*The request*. Each line that holds the word "JSON" counts once; give the total number of such lines and nothing else.
── Data shown
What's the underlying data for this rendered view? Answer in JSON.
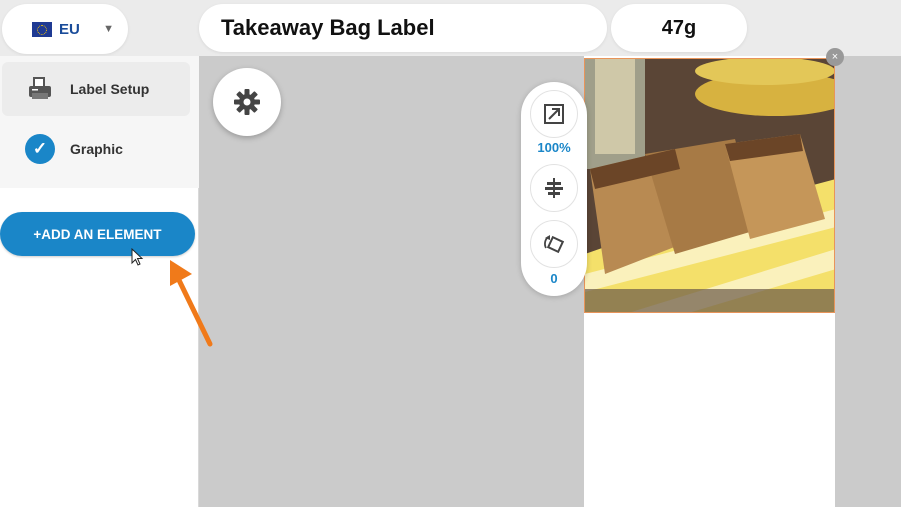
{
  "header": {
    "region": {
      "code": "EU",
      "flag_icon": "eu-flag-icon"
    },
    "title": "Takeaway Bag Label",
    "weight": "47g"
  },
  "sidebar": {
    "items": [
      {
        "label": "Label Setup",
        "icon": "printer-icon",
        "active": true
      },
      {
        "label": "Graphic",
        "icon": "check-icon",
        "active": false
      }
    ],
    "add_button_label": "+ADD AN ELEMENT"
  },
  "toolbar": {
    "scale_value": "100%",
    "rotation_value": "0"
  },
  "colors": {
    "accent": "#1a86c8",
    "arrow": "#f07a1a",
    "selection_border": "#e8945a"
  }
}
────
── Data shown
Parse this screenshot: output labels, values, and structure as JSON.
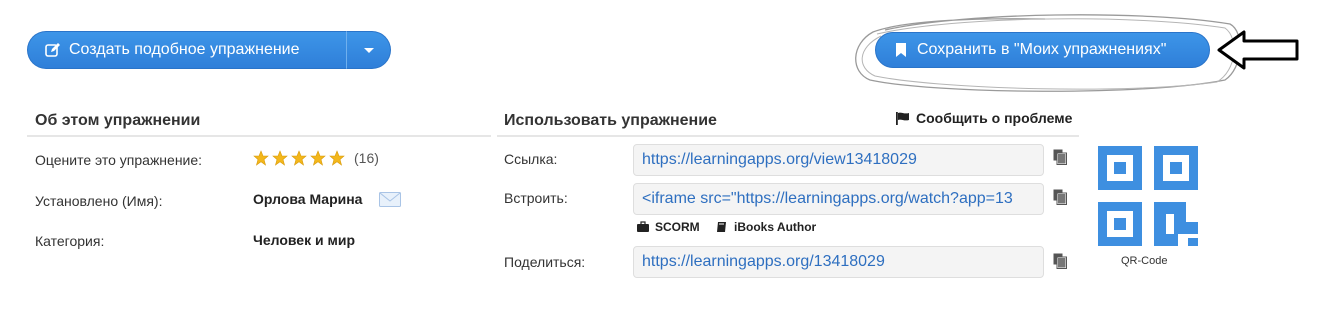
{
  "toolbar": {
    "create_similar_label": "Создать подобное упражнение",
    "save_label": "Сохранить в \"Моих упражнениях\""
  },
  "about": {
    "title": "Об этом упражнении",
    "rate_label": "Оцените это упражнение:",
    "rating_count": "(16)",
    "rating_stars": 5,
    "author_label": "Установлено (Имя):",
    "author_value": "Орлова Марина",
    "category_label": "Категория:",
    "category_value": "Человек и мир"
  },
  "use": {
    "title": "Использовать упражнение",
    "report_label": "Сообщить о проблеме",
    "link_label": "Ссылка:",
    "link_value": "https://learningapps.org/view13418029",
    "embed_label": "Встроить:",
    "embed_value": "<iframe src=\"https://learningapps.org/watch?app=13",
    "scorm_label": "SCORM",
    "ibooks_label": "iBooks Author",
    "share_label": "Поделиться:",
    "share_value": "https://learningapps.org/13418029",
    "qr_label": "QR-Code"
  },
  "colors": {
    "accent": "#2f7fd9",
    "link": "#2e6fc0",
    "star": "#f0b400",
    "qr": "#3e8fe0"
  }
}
────
*Response below*. 2